== WRITTEN PROBLEM ==
Rewrite the lines below, replacing "License assignment errors" with "Licensing failures" wherever it appears and keeping everything else the same. Omit the picture from your answer.

[start DATASET EXTRACT]

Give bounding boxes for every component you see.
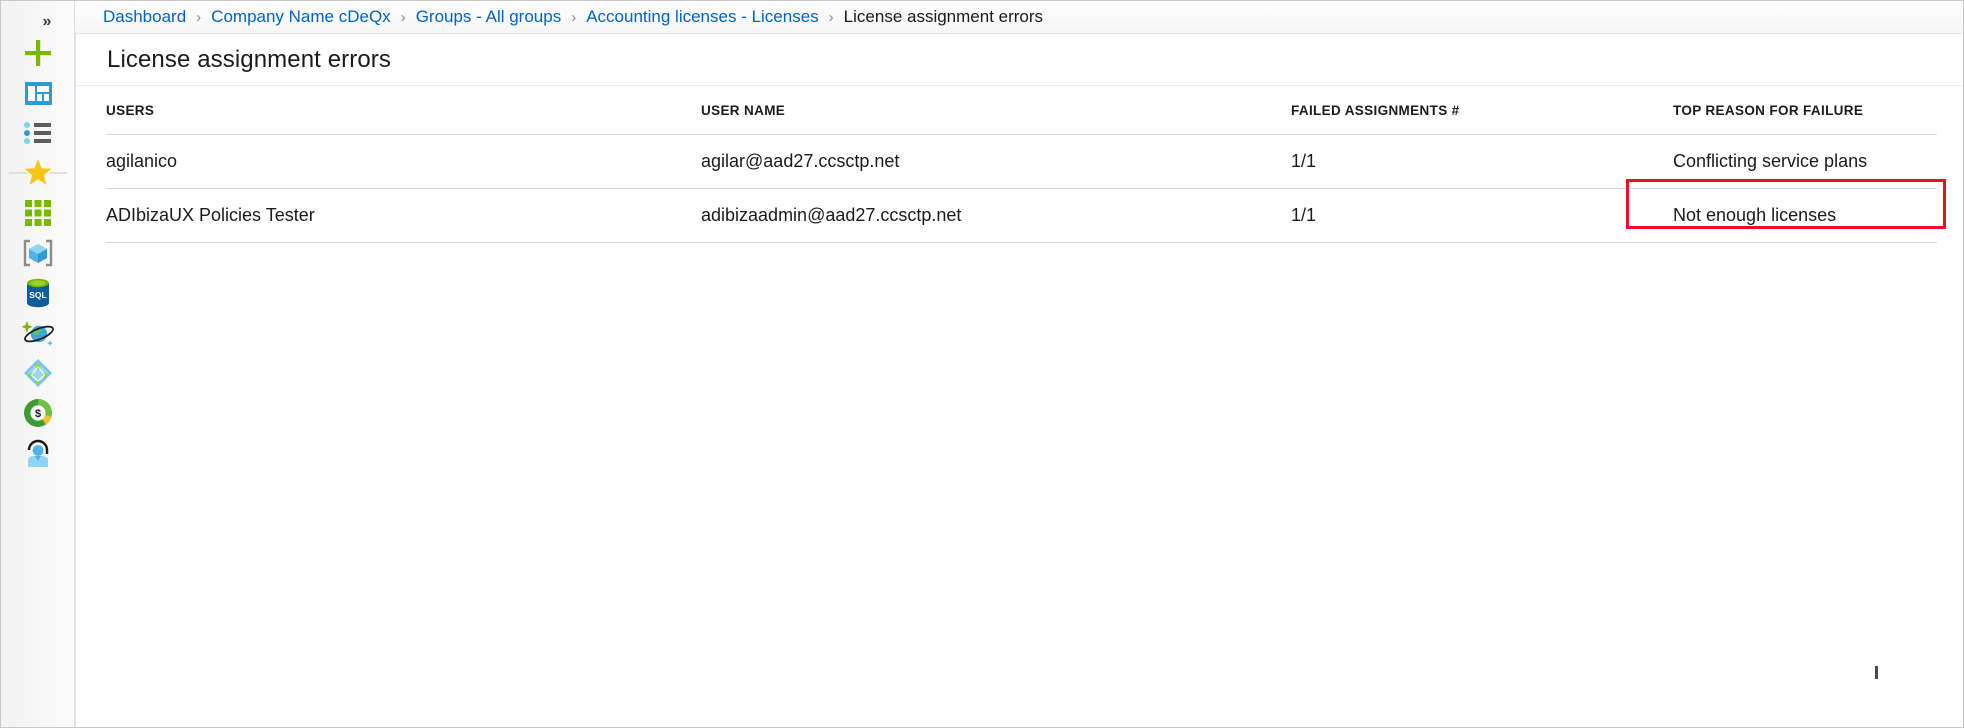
dollar-pie-icon: $	[23, 398, 53, 428]
cell-users: ADIbizaUX Policies Tester	[106, 205, 315, 225]
sql-database-icon: SQL	[25, 278, 51, 308]
breadcrumb-item-accounting-licenses[interactable]: Accounting licenses - Licenses	[586, 7, 818, 27]
dashboard-icon	[24, 81, 52, 105]
column-header-failed-assignments[interactable]: FAILED ASSIGNMENTS #	[1291, 103, 1673, 118]
breadcrumb-separator: ›	[196, 8, 202, 26]
breadcrumb: Dashboard › Company Name cDeQx › Groups …	[75, 1, 1963, 34]
text-caret-artifact	[1875, 666, 1878, 679]
main-content-area: Dashboard › Company Name cDeQx › Groups …	[75, 1, 1963, 727]
sidebar-item-favorites[interactable]	[1, 151, 75, 195]
chevron-double-right-icon: »	[42, 13, 52, 30]
sidebar-item-dashboard[interactable]	[1, 71, 75, 115]
breadcrumb-separator: ›	[571, 8, 577, 26]
breadcrumb-item-dashboard[interactable]: Dashboard	[103, 7, 186, 27]
blade-header: License assignment errors	[76, 34, 1963, 86]
license-errors-table: USERS USER NAME FAILED ASSIGNMENTS # TOP…	[76, 86, 1963, 243]
sidebar-item-help-and-support[interactable]	[1, 431, 75, 475]
sidebar-item-azure-cosmos-db[interactable]	[1, 311, 75, 355]
cell-top-reason-for-failure: Conflicting service plans	[1673, 151, 1868, 171]
column-header-users[interactable]: USERS	[106, 103, 701, 118]
column-header-top-reason-for-failure[interactable]: TOP REASON FOR FAILURE	[1673, 103, 1937, 118]
svg-text:SQL: SQL	[29, 290, 46, 300]
breadcrumb-separator: ›	[400, 8, 406, 26]
cell-failed-assignments: 1/1	[1291, 151, 1317, 171]
star-icon	[9, 159, 67, 185]
grid-icon	[25, 200, 51, 226]
sidebar-item-sql-databases[interactable]: SQL	[1, 271, 75, 315]
plus-icon	[23, 38, 53, 68]
sidebar-scrollbar-track[interactable]	[68, 37, 141, 727]
cell-users: agilanico	[106, 151, 178, 171]
person-headset-icon	[24, 438, 52, 468]
sidebar-item-all-services[interactable]	[1, 191, 75, 235]
cell-user-name: agilar@aad27.ccsctp.net	[701, 151, 900, 171]
column-header-user-name[interactable]: USER NAME	[701, 103, 1291, 118]
left-navigation-sidebar: » SQL $	[1, 1, 141, 727]
breadcrumb-separator: ›	[828, 8, 834, 26]
sidebar-item-cost-management[interactable]: $	[1, 391, 75, 435]
table-row[interactable]: agilanico agilar@aad27.ccsctp.net 1/1 Co…	[106, 135, 1937, 189]
page-title: License assignment errors	[107, 45, 391, 73]
license-assignment-errors-blade: License assignment errors USERS USER NAM…	[75, 34, 1963, 727]
breadcrumb-item-current: License assignment errors	[843, 7, 1044, 26]
azure-portal-window: » SQL $ Dashboard › Company Name cDeQx ›…	[0, 0, 1964, 728]
sidebar-item-all-resources[interactable]	[1, 111, 75, 155]
breadcrumb-item-groups-all-groups[interactable]: Groups - All groups	[416, 7, 562, 27]
sidebar-item-resource-groups[interactable]	[1, 231, 75, 275]
cell-user-name: adibizaadmin@aad27.ccsctp.net	[701, 205, 962, 225]
diamond-icon	[23, 358, 53, 388]
sidebar-item-azure-active-directory[interactable]	[1, 351, 75, 395]
cell-failed-assignments: 1/1	[1291, 205, 1317, 225]
planet-icon	[22, 318, 54, 348]
table-header-row: USERS USER NAME FAILED ASSIGNMENTS # TOP…	[106, 86, 1937, 135]
svg-text:$: $	[35, 408, 41, 420]
cell-top-reason-for-failure: Not enough licenses	[1673, 205, 1837, 225]
list-icon	[24, 122, 52, 144]
sidebar-item-create-a-resource[interactable]	[1, 31, 75, 75]
cube-icon	[23, 239, 53, 267]
breadcrumb-item-company-name[interactable]: Company Name cDeQx	[211, 7, 391, 27]
table-row[interactable]: ADIbizaUX Policies Tester adibizaadmin@a…	[106, 189, 1937, 243]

[end DATASET EXTRACT]

== WRITTEN RESPONSE ==
Give bounding boxes for every component you see.
dollar-pie-icon: $	[23, 398, 53, 428]
cell-users: ADIbizaUX Policies Tester	[106, 205, 315, 225]
sql-database-icon: SQL	[25, 278, 51, 308]
breadcrumb-item-accounting-licenses[interactable]: Accounting licenses - Licenses	[586, 7, 818, 27]
dashboard-icon	[24, 81, 52, 105]
column-header-failed-assignments[interactable]: FAILED ASSIGNMENTS #	[1291, 103, 1673, 118]
breadcrumb-separator: ›	[196, 8, 202, 26]
breadcrumb: Dashboard › Company Name cDeQx › Groups …	[75, 1, 1963, 34]
text-caret-artifact	[1875, 666, 1878, 679]
main-content-area: Dashboard › Company Name cDeQx › Groups …	[75, 1, 1963, 727]
sidebar-item-favorites[interactable]	[1, 151, 75, 195]
chevron-double-right-icon: »	[42, 13, 52, 30]
sidebar-item-dashboard[interactable]	[1, 71, 75, 115]
breadcrumb-separator: ›	[571, 8, 577, 26]
breadcrumb-item-dashboard[interactable]: Dashboard	[103, 7, 186, 27]
blade-header: Licensing failures	[76, 34, 1963, 86]
license-errors-table: USERS USER NAME FAILED ASSIGNMENTS # TOP…	[76, 86, 1963, 243]
sidebar-item-help-and-support[interactable]	[1, 431, 75, 475]
sidebar-item-azure-cosmos-db[interactable]	[1, 311, 75, 355]
cell-top-reason-for-failure: Conflicting service plans	[1673, 151, 1868, 171]
column-header-users[interactable]: USERS	[106, 103, 701, 118]
column-header-top-reason-for-failure[interactable]: TOP REASON FOR FAILURE	[1673, 103, 1937, 118]
svg-text:SQL: SQL	[29, 290, 46, 300]
breadcrumb-separator: ›	[400, 8, 406, 26]
cell-failed-assignments: 1/1	[1291, 151, 1317, 171]
star-icon	[9, 159, 67, 185]
grid-icon	[25, 200, 51, 226]
sidebar-item-sql-databases[interactable]: SQL	[1, 271, 75, 315]
plus-icon	[23, 38, 53, 68]
sidebar-scrollbar-track[interactable]	[68, 37, 141, 727]
cell-users: agilanico	[106, 151, 178, 171]
person-headset-icon	[24, 438, 52, 468]
sidebar-item-all-services[interactable]	[1, 191, 75, 235]
cell-user-name: agilar@aad27.ccsctp.net	[701, 151, 900, 171]
column-header-user-name[interactable]: USER NAME	[701, 103, 1291, 118]
left-navigation-sidebar: » SQL $	[1, 1, 141, 727]
breadcrumb-separator: ›	[828, 8, 834, 26]
sidebar-item-cost-management[interactable]: $	[1, 391, 75, 435]
table-row[interactable]: agilanico agilar@aad27.ccsctp.net 1/1 Co…	[106, 135, 1937, 189]
page-title: Licensing failures	[107, 45, 391, 73]
license-assignment-errors-blade: Licensing failures USERS USER NAM…	[75, 34, 1963, 727]
breadcrumb-item-current: Licensing failures	[843, 7, 1044, 26]
azure-portal-window: » SQL $ Dashboard › Company Name cDeQx ›…	[0, 0, 1964, 728]
sidebar-item-all-resources[interactable]	[1, 111, 75, 155]
breadcrumb-item-groups-all-groups[interactable]: Groups - All groups	[416, 7, 562, 27]
sidebar-item-resource-groups[interactable]	[1, 231, 75, 275]
cell-user-name: adibizaadmin@aad27.ccsctp.net	[701, 205, 962, 225]
diamond-icon	[23, 358, 53, 388]
sidebar-item-azure-active-directory[interactable]	[1, 351, 75, 395]
cell-failed-assignments: 1/1	[1291, 205, 1317, 225]
planet-icon	[22, 318, 54, 348]
table-header-row: USERS USER NAME FAILED ASSIGNMENTS # TOP…	[106, 86, 1937, 135]
svg-text:$: $	[35, 408, 41, 420]
cell-top-reason-for-failure: Not enough licenses	[1673, 205, 1837, 225]
list-icon	[24, 122, 52, 144]
sidebar-item-create-a-resource[interactable]	[1, 31, 75, 75]
cube-icon	[23, 239, 53, 267]
breadcrumb-item-company-name[interactable]: Company Name cDeQx	[211, 7, 391, 27]
table-row[interactable]: ADIbizaUX Policies Tester adibizaadmin@a…	[106, 189, 1937, 243]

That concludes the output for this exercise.